Locate and copy all lines bearing the word "Acquisition".
— begin Data in this exercise —
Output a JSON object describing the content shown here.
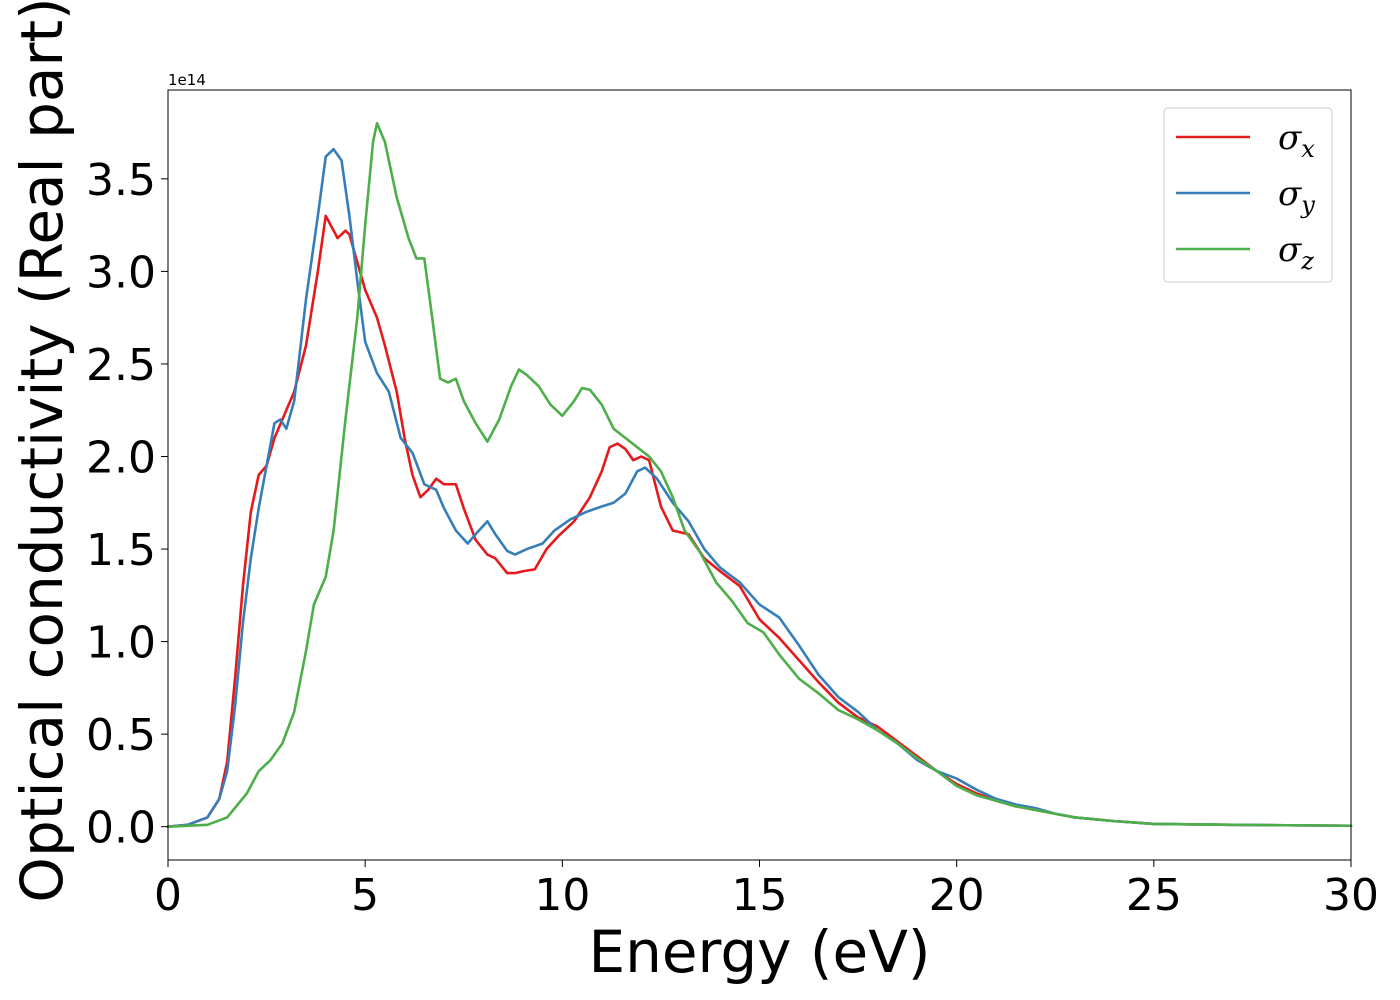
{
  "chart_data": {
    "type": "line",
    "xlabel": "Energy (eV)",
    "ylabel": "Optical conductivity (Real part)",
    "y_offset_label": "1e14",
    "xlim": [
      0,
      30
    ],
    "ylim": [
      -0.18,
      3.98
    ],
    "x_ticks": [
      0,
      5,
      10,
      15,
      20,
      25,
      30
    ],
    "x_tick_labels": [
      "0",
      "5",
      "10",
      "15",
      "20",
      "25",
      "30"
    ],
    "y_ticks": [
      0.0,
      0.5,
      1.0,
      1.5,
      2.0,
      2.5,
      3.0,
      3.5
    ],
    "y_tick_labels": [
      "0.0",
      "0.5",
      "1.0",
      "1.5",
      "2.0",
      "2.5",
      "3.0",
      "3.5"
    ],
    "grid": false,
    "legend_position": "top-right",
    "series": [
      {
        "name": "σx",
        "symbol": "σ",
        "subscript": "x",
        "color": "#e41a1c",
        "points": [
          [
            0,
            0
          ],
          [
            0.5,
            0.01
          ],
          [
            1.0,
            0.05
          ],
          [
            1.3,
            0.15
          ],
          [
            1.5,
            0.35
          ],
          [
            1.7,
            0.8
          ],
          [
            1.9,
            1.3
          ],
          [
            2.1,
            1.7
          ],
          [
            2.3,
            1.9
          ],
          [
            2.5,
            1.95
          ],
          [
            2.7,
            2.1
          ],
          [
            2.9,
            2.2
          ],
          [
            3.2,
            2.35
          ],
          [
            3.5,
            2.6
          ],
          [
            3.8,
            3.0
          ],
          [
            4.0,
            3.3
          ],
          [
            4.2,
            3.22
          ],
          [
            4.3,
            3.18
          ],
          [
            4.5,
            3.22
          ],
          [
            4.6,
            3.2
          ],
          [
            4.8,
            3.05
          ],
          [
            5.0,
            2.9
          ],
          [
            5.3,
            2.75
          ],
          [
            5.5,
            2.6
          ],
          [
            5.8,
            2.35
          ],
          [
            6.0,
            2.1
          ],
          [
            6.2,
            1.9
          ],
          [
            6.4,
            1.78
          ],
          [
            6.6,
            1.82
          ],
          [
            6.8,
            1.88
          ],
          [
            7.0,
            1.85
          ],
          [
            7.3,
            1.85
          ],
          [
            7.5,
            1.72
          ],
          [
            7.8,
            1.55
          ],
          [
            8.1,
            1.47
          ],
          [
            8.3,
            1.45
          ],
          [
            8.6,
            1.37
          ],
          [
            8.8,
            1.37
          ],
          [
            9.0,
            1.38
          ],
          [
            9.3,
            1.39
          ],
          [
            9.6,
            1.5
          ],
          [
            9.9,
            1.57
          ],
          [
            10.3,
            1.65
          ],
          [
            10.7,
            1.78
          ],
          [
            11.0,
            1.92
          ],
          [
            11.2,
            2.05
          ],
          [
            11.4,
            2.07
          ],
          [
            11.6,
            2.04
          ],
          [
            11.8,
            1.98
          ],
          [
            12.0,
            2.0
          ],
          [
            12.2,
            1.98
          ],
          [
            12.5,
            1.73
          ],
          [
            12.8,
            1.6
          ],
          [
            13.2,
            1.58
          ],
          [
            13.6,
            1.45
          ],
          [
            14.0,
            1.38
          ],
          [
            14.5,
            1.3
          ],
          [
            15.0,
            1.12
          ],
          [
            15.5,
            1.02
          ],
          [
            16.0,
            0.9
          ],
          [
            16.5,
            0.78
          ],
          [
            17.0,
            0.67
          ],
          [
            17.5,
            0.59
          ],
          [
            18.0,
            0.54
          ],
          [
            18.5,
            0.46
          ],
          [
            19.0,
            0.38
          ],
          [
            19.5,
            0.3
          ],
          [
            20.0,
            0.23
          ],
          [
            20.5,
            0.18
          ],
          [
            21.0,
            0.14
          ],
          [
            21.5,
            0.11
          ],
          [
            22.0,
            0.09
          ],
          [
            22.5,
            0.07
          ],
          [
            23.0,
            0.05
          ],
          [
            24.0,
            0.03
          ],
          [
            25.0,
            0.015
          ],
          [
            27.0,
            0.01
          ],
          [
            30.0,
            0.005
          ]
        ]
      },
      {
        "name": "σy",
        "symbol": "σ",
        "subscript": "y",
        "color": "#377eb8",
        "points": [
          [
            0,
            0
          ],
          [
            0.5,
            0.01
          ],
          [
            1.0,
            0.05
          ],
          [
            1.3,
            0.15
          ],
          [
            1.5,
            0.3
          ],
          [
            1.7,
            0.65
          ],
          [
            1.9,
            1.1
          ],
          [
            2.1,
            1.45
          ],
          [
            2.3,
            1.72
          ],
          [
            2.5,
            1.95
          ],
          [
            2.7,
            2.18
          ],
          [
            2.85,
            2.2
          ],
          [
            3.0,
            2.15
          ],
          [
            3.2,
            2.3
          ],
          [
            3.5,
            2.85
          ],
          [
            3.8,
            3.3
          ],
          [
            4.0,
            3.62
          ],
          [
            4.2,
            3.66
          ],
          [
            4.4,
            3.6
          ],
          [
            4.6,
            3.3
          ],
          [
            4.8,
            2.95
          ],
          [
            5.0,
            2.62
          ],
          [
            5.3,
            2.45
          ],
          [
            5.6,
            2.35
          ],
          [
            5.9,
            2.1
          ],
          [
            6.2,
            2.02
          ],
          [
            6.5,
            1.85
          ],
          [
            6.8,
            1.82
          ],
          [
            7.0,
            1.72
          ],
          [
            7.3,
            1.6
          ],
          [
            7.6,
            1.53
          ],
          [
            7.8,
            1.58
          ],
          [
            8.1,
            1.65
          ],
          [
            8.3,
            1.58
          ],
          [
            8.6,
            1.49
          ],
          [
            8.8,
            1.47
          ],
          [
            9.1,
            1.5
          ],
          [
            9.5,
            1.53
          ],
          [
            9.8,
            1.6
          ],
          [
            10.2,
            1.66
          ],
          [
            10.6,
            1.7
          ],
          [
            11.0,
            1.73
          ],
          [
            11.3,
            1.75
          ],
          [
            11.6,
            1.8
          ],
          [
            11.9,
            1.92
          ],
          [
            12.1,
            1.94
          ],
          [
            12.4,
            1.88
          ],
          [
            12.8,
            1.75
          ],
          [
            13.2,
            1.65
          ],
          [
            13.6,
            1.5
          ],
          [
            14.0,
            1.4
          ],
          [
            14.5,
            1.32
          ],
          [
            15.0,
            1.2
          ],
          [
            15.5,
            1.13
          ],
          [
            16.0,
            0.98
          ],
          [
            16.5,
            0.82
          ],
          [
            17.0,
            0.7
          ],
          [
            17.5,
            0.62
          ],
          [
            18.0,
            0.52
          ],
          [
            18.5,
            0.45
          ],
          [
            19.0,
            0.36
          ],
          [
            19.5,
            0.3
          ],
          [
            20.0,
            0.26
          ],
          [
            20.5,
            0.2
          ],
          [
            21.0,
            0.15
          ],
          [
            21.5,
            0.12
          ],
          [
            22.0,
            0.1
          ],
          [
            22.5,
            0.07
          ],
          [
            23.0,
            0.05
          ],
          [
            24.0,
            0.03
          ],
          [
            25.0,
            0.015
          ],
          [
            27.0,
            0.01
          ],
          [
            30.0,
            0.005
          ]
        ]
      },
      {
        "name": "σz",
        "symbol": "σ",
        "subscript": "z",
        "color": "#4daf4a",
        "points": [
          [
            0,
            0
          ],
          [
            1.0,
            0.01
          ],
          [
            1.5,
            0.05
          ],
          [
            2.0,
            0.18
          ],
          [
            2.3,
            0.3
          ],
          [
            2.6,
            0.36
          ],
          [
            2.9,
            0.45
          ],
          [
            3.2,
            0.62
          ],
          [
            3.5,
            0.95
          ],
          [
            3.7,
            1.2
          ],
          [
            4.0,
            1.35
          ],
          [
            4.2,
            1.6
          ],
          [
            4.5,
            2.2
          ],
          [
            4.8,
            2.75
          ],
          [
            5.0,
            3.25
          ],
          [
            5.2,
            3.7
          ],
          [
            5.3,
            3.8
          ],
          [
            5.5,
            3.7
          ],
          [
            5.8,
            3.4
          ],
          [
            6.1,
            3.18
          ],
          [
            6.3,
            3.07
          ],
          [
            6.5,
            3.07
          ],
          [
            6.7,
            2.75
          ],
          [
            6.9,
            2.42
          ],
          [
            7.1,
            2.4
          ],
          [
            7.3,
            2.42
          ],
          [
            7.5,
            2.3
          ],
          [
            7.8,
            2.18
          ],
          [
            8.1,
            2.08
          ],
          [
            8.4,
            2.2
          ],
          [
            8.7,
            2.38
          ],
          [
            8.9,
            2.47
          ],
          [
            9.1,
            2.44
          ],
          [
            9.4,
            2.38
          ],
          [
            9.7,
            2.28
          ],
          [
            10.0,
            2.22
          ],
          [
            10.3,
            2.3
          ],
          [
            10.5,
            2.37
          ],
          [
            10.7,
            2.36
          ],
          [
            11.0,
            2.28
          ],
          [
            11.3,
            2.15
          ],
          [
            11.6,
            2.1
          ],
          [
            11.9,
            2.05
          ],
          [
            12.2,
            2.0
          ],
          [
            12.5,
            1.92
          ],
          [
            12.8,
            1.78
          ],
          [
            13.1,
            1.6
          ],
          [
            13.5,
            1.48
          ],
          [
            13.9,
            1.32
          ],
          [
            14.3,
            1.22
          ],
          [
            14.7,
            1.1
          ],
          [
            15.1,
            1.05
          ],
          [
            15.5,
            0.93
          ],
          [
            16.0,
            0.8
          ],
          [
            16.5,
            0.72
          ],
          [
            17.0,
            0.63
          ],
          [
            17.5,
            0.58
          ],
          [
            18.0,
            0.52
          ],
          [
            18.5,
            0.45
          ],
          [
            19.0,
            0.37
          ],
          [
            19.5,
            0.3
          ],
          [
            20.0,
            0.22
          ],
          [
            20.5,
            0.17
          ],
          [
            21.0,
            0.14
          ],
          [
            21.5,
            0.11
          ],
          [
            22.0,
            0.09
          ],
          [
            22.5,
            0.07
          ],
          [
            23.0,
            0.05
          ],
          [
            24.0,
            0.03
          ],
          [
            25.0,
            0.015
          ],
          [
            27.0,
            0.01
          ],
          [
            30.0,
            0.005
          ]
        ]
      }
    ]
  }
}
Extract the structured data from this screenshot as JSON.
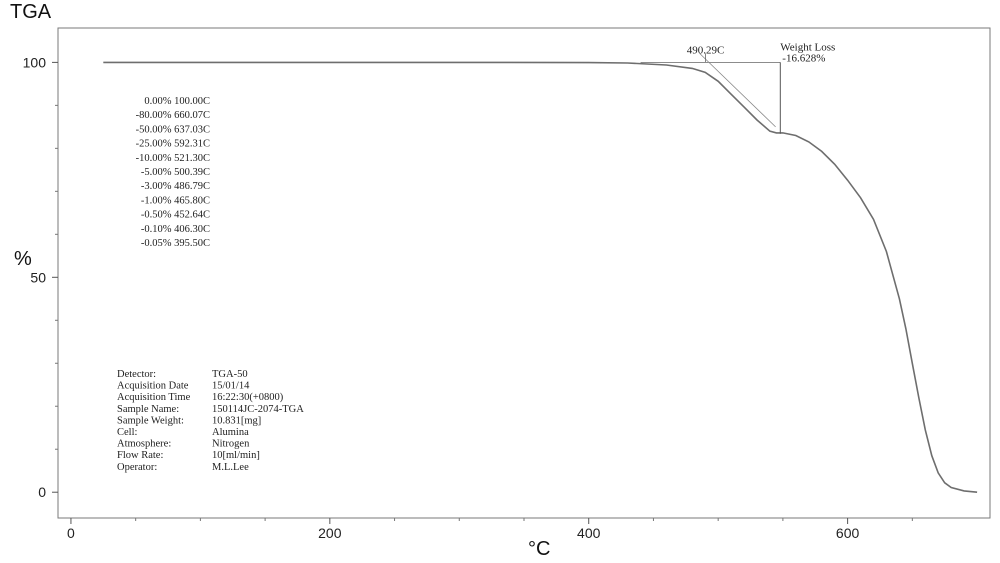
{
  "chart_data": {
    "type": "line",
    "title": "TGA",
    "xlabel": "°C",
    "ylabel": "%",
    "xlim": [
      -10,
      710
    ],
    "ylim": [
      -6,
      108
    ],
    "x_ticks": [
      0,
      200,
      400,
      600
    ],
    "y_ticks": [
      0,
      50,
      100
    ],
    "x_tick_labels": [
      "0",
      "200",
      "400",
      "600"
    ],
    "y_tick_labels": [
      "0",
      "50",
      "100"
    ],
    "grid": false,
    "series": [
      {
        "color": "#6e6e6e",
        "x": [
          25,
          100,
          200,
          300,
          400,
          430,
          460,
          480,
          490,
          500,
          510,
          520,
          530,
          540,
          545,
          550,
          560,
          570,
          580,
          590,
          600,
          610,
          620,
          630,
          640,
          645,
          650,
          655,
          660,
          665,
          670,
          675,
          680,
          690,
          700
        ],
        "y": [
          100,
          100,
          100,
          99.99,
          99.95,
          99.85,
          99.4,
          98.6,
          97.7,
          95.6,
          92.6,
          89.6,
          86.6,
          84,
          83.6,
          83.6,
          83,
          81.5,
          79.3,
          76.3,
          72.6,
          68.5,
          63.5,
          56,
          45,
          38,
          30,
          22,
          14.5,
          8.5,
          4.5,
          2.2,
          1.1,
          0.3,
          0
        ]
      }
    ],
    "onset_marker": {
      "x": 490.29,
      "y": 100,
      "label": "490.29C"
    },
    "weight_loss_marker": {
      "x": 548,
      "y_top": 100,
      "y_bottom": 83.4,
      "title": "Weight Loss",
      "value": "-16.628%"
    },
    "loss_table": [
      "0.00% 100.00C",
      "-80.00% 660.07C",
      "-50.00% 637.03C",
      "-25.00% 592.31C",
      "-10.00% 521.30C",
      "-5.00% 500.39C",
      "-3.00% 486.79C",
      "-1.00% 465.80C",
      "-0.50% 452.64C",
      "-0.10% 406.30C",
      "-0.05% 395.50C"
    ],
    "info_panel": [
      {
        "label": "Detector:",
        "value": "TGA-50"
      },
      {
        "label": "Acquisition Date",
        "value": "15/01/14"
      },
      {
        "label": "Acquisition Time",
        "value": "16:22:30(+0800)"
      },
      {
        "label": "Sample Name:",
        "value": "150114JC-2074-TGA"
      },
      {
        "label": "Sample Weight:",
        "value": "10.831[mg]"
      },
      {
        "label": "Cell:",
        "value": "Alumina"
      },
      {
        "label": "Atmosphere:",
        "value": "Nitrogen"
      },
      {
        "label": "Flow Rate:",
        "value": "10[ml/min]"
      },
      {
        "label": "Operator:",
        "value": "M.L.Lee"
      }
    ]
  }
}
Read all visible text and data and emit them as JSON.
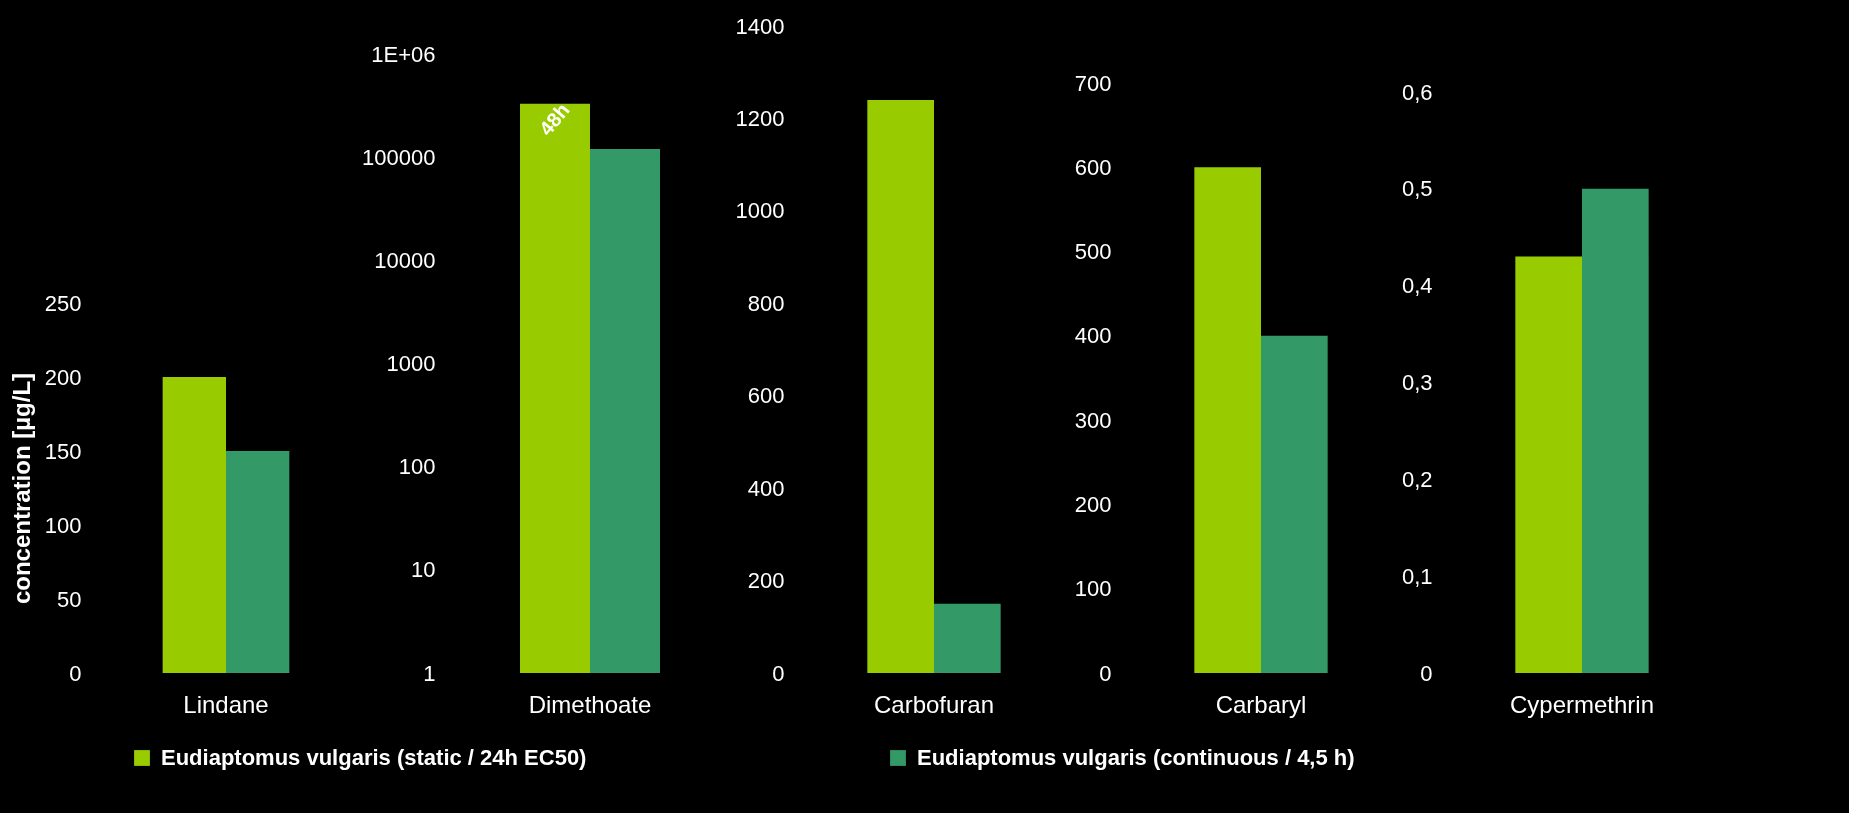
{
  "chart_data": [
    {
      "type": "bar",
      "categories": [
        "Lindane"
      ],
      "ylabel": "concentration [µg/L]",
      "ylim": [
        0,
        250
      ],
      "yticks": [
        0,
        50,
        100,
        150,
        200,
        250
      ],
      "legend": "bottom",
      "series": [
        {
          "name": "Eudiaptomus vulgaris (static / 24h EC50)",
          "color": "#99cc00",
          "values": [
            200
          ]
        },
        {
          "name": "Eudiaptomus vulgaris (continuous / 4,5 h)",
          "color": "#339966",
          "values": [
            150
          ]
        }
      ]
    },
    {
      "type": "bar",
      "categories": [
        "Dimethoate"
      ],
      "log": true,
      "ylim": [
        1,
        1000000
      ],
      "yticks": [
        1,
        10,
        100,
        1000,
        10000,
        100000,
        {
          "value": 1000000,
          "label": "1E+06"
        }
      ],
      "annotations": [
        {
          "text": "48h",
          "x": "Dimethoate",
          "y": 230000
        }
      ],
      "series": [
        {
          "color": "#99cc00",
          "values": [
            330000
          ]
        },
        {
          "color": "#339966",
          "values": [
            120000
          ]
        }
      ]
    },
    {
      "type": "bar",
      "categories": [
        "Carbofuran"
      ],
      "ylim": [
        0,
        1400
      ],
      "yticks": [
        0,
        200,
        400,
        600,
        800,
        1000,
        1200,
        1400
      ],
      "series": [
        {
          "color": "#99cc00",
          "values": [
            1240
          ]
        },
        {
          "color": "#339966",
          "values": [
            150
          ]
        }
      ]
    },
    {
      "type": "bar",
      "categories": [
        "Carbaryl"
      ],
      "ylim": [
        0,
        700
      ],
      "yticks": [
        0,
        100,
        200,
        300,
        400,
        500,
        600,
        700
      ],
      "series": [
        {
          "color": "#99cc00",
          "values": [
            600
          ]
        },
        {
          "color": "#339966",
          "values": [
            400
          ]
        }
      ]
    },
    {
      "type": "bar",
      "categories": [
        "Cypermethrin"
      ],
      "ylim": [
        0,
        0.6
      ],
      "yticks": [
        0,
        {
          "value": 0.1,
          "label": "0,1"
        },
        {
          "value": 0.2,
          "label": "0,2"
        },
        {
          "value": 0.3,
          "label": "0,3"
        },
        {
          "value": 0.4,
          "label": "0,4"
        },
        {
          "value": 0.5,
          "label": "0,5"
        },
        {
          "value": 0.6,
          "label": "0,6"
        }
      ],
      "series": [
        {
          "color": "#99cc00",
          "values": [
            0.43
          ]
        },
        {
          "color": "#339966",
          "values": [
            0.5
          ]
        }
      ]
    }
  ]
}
— end Data in this exercise —
§ Expected answer:
        "label": "Acquisition Date",
        "label": "Acquisition Time",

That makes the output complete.